Tasks to perform:
(a) Duplicate the passage on the Sterling Opera House word for word, everything from "Built in 1889, the" down to "and Police Station.".
(b) Do these statements agree with the passage on the Sterling Opera House? Answer yes or no for each, quoting the deciding words: (i) The Sterling served as an opera house until 1965. (ii) A proscenium arch frames the stage. (iii) The seating plan included box seats.

═══ Text section ═══

February 6, 2013

The Sterling Opera House. Derby, CT.

Built in 1889, the Sterling Opera House, located across Elizabeth Street from the Derby Green, has been deeply rooted in the Valley’s cultural and political traditions for more than 110 years. A veritable “Who’s Who” list of performers and celebrities have appeared at the Sterling: from John Philip Sousa to Red Skelton; Harry Houdini to Donald O’Connor; and Amelia Earhart to Lionel, John, and Ethel Barrymore. The Sterling served as an opera house until 1933; from then until the building’s closing in 1965, its two lower levels housed Derby’s City Hall and Police Station.

Designer H.E. Ficken, one of the creators of Carnegie Hall, combined several architectural styles in the Sterling. The exterior and rooftop and the interior walls and doorways are Italianate Victorian and display the final evolution of the Italian Baroque opera house. The interior-seating plan was influence by German composer Richard Wagner's conception of a triangle seating arrangement, with all the seats enjoying an unobstructed view of the stage. No box seats were used, but two "piano boxes" were located on either side of the stage to accommodate two Sterling Pianos. A proscenium arch frames the 60-by-34 foot stage. Below are 10 dressing rooms. The auditorium boasts an orchestra pit, two gracefully sweeping balconies, and fine examples of bottle glass, keystone arches and wrought iron work. Acoustically, the Sterling has no equal. Even a whisper can be heard clearly from all areas of the auditorium.

═══ Dataset rows ═══

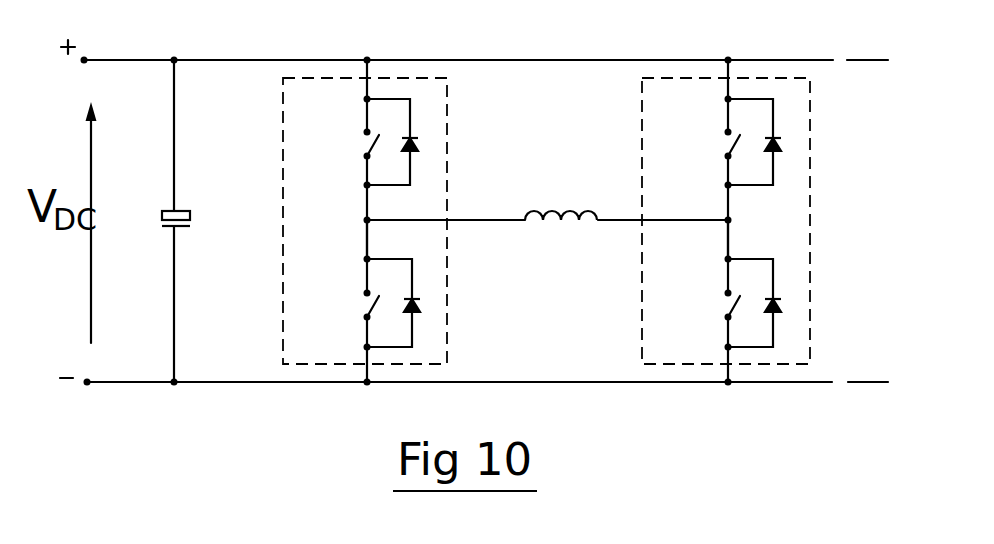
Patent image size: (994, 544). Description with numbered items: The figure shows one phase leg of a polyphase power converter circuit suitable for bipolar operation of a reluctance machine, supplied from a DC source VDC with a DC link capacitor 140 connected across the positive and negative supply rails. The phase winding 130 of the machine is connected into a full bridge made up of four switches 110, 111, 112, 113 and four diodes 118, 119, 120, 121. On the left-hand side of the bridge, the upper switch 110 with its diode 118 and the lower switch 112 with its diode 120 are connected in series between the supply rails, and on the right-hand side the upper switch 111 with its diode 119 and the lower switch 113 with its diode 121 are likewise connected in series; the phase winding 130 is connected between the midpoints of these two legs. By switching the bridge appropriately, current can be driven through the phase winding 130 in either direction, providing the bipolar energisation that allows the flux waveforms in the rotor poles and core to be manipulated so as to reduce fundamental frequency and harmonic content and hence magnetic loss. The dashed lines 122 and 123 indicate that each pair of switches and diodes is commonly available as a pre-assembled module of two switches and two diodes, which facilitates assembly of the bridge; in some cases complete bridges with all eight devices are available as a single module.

The switch 110 is at (362, 147).
The switch 111 is at (723, 147).
The switch 112 is at (362, 302).
The switch 113 is at (723, 302).
The diode 118 is at (418, 146).
The diode 119 is at (781, 146).
The diode 120 is at (418, 312).
The diode 121 is at (781, 312).
The pre-assembled module 122 is at (448, 100).
The pre-assembled module 123 is at (811, 98).
The phase winding 130 is at (572, 223).
The DC link capacitor 140 is at (180, 209).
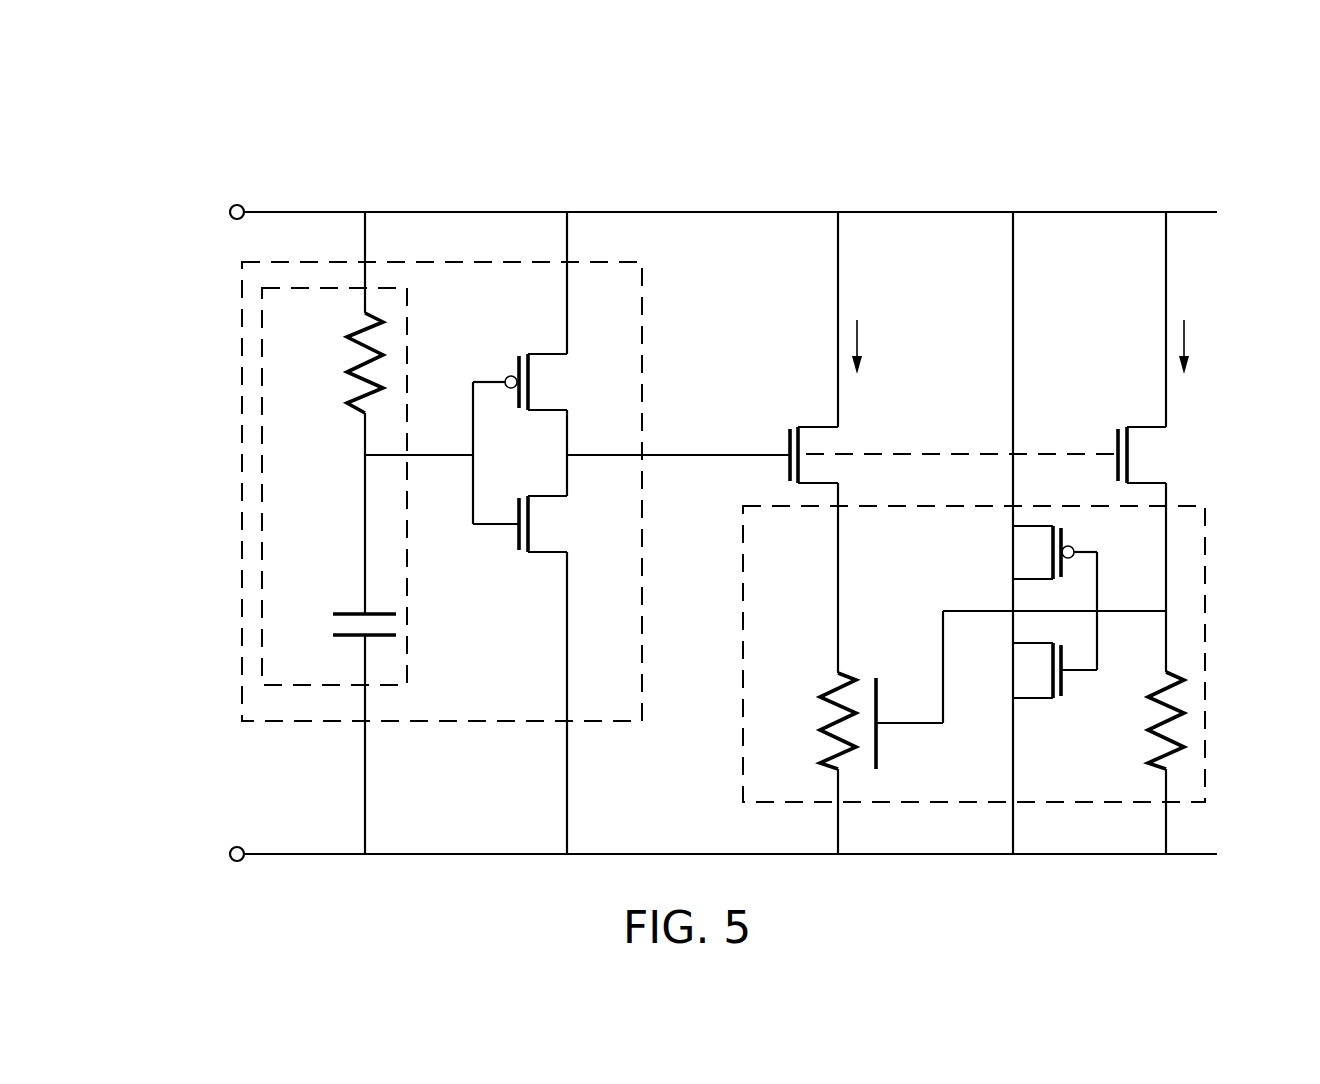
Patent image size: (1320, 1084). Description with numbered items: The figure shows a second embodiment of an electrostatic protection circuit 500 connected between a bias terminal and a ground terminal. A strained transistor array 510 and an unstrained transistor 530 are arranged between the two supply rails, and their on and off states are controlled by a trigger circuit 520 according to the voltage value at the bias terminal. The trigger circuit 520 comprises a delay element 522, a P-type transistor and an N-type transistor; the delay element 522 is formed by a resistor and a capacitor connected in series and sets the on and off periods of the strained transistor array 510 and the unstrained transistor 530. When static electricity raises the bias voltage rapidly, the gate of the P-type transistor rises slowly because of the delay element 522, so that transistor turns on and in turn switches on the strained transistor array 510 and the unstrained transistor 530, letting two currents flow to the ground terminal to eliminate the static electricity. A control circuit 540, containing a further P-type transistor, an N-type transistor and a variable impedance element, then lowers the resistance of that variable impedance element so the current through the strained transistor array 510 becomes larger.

═══

Task-by-task solutions:
(a)
Built in 1889, the Sterling Opera House, located across Elizabeth Street from the Derby Green, has been deeply rooted in the Valley’s cultural and political traditions for more than 110 years. A veritable “Who’s Who” list of performers and celebrities have appeared at the Sterling: from John Philip Sousa to Red Skelton; Harry Houdini to Donald O’Connor; and Amelia Earhart to Lionel, John, and Ethel Barrymore. The Sterling served as an opera house until 1933; from then until the building’s closing in 1965, its two lower levels housed Derby’s City Hall and Police Station.

(b)
(i) No: "The Sterling served as an opera house until 1933"
(ii) Yes: "A proscenium arch frames the 60-by-34 foot stage."
(iii) No: "No box seats were used"